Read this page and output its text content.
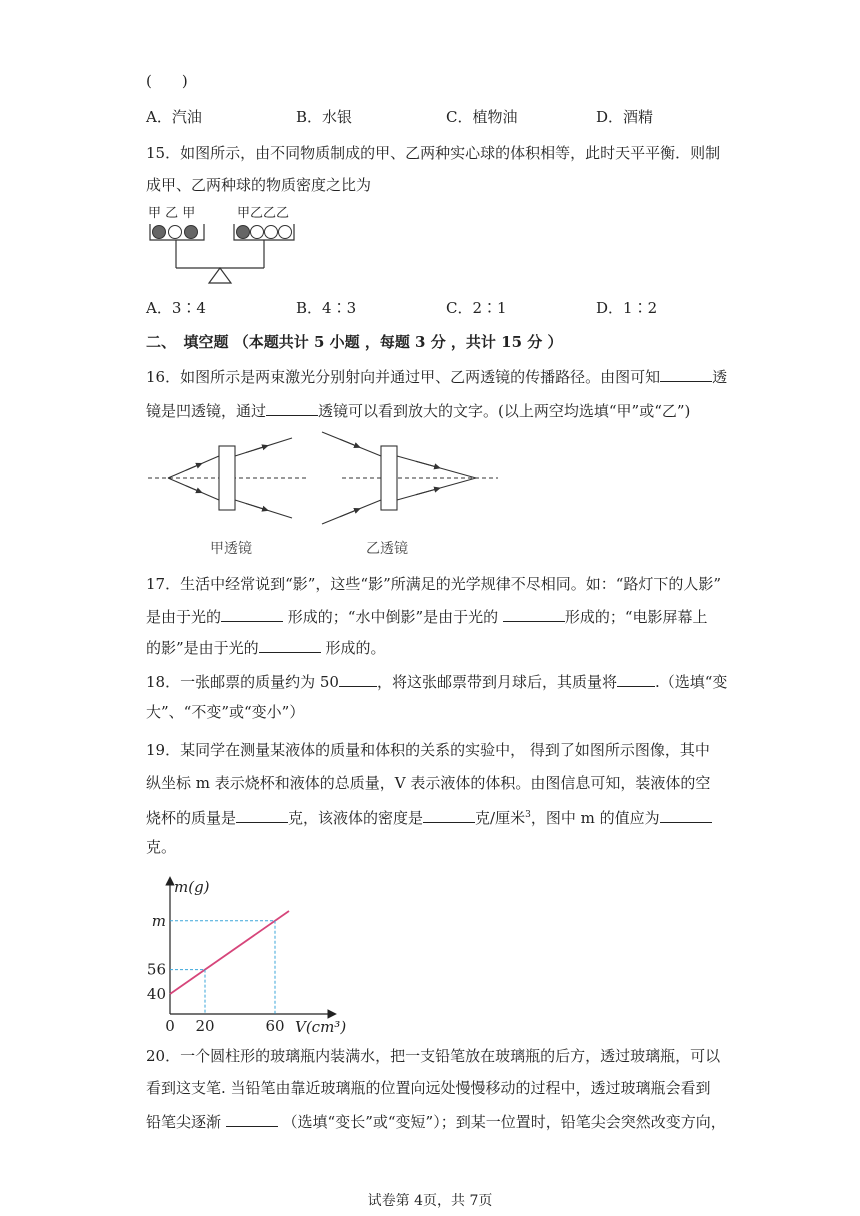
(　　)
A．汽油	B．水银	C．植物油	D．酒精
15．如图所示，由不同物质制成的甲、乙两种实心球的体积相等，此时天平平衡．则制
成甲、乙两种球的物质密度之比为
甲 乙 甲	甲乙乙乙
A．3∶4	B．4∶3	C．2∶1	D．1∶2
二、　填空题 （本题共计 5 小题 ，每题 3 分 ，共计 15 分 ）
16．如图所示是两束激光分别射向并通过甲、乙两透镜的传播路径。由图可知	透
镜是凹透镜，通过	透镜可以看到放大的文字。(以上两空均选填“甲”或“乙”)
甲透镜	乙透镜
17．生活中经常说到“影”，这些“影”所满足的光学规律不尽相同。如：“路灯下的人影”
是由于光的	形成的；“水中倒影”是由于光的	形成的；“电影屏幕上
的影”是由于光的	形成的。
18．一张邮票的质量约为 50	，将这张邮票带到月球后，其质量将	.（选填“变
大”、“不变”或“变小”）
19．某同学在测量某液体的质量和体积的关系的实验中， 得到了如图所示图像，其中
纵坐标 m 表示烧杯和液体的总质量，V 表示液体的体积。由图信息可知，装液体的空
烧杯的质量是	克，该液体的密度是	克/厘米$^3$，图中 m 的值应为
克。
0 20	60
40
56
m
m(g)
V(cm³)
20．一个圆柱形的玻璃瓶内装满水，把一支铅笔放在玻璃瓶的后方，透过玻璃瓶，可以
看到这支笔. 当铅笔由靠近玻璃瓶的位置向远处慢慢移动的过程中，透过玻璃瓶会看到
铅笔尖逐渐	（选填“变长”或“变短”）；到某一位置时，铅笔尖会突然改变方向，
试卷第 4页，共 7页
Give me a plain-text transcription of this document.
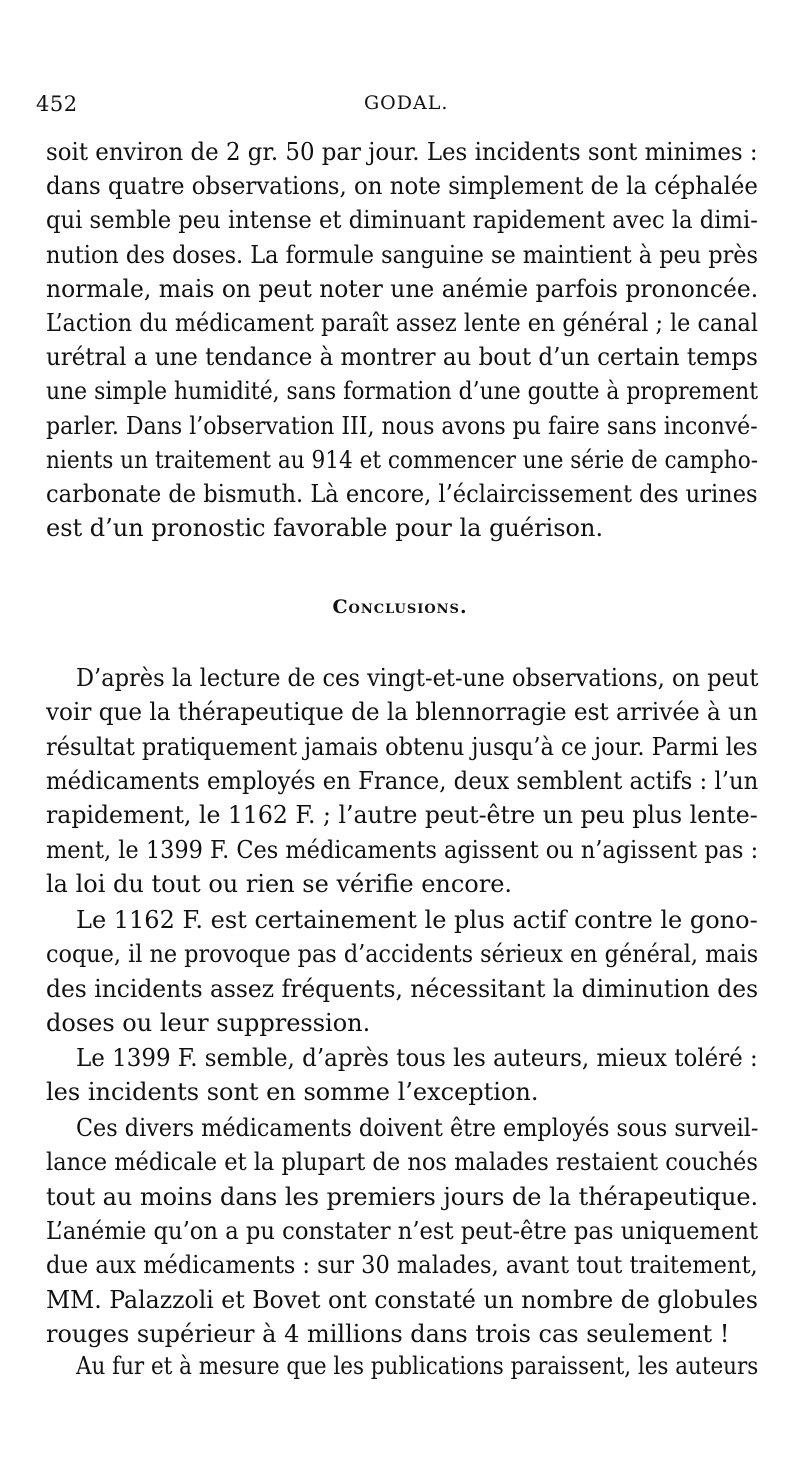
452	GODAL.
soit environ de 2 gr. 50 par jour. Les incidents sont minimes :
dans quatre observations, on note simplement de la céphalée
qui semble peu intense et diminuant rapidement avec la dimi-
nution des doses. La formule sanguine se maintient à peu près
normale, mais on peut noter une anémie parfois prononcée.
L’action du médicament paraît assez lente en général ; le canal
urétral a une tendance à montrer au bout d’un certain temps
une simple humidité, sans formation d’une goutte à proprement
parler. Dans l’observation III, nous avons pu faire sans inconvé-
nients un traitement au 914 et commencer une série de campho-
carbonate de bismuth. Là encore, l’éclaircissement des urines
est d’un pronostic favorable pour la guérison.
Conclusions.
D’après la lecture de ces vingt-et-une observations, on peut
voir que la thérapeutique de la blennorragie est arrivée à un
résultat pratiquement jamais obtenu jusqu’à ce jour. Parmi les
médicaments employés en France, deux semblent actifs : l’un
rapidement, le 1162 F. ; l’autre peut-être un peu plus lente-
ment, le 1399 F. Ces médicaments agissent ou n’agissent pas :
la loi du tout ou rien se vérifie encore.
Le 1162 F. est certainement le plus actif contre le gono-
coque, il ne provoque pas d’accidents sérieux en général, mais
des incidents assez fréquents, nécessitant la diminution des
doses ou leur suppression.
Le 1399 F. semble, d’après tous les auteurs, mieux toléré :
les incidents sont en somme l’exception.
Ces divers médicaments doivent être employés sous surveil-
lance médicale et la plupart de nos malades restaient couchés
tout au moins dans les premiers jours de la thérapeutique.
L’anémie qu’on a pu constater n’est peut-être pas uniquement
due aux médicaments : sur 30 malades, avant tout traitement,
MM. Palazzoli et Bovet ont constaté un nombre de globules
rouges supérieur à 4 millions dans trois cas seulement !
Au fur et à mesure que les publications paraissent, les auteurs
---
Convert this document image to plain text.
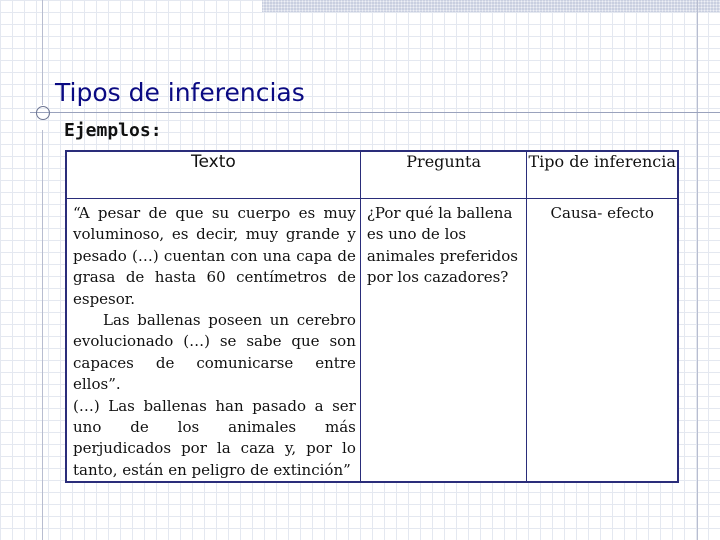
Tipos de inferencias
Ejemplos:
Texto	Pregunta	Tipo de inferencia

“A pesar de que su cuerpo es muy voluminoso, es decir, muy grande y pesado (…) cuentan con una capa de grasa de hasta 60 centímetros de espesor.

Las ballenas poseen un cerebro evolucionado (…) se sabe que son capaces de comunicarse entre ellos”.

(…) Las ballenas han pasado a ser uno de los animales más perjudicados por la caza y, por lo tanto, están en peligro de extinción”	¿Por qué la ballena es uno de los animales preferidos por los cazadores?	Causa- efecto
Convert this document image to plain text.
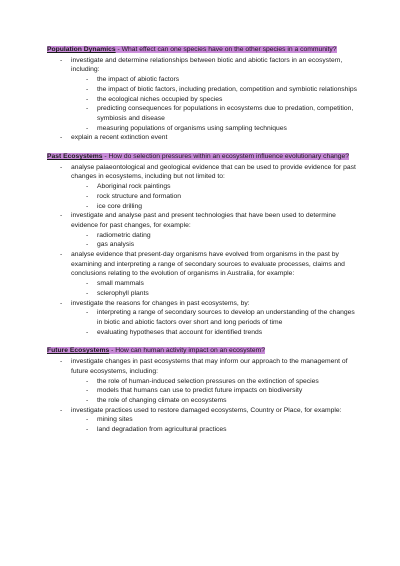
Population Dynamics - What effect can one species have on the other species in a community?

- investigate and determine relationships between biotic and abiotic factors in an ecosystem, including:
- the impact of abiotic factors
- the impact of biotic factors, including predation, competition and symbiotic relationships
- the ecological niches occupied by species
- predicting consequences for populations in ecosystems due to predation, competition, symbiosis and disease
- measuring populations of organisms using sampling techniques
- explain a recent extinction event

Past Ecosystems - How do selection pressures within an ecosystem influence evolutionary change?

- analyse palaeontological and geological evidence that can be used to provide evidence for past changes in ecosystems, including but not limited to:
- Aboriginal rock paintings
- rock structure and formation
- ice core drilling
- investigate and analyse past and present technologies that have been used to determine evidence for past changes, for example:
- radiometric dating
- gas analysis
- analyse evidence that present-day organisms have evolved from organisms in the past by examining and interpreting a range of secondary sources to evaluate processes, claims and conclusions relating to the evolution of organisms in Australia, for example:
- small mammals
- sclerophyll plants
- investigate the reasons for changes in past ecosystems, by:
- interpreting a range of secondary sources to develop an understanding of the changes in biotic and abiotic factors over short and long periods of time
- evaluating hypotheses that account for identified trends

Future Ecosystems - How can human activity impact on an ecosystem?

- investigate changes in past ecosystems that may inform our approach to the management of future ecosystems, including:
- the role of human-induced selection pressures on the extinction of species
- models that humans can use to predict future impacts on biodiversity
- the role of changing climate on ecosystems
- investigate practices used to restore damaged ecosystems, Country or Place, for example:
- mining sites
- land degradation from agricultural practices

*The request*. Copy out every line from the material above in which the word "observations" appears.

*Full response*.
dans quatre observations, on note simplement de la céphalée
D’après la lecture de ces vingt-et-une observations, on peut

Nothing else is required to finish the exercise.